# [Directions]
The full listing below should be returned without a single change.

◆ ◆ ◆ ◆ ◆

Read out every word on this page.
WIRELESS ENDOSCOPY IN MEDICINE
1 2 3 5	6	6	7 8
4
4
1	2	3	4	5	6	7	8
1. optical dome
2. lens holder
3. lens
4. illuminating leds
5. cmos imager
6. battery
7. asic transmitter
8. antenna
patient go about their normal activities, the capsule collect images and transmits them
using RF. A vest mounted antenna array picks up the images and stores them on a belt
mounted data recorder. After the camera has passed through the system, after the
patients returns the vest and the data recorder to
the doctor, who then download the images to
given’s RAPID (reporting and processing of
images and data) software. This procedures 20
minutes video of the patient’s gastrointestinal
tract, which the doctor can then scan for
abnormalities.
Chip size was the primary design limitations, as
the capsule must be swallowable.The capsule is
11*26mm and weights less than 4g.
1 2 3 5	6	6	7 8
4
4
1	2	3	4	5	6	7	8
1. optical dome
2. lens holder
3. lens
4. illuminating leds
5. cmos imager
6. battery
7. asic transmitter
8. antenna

◆ ◆ ◆ ◆ ◆

# [Expected answer]
Read out every word on this page.
WIRELESS ENDOSCOPY IN MEDICINE
1 2 3 5	6	6	7 8
4
4
1	2	3	4	5	6	7	8
1. optical dome
2. lens holder
3. lens
4. illuminating leds
5. cmos imager
6. battery
7. asic transmitter
8. antenna
patient go about their normal activities, the capsule collect images and transmits them
using RF. A vest mounted antenna array picks up the images and stores them on a belt
mounted data recorder. After the camera has passed through the system, after the
patients returns the vest and the data recorder to
the doctor, who then download the images to
given’s RAPID (reporting and processing of
images and data) software. This procedures 20
minutes video of the patient’s gastrointestinal
tract, which the doctor can then scan for
abnormalities.
Chip size was the primary design limitations, as
the capsule must be swallowable.The capsule is
11*26mm and weights less than 4g.
1 2 3 5	6	6	7 8
4
4
1	2	3	4	5	6	7	8
1. optical dome
2. lens holder
3. lens
4. illuminating leds
5. cmos imager
6. battery
7. asic transmitter
8. antenna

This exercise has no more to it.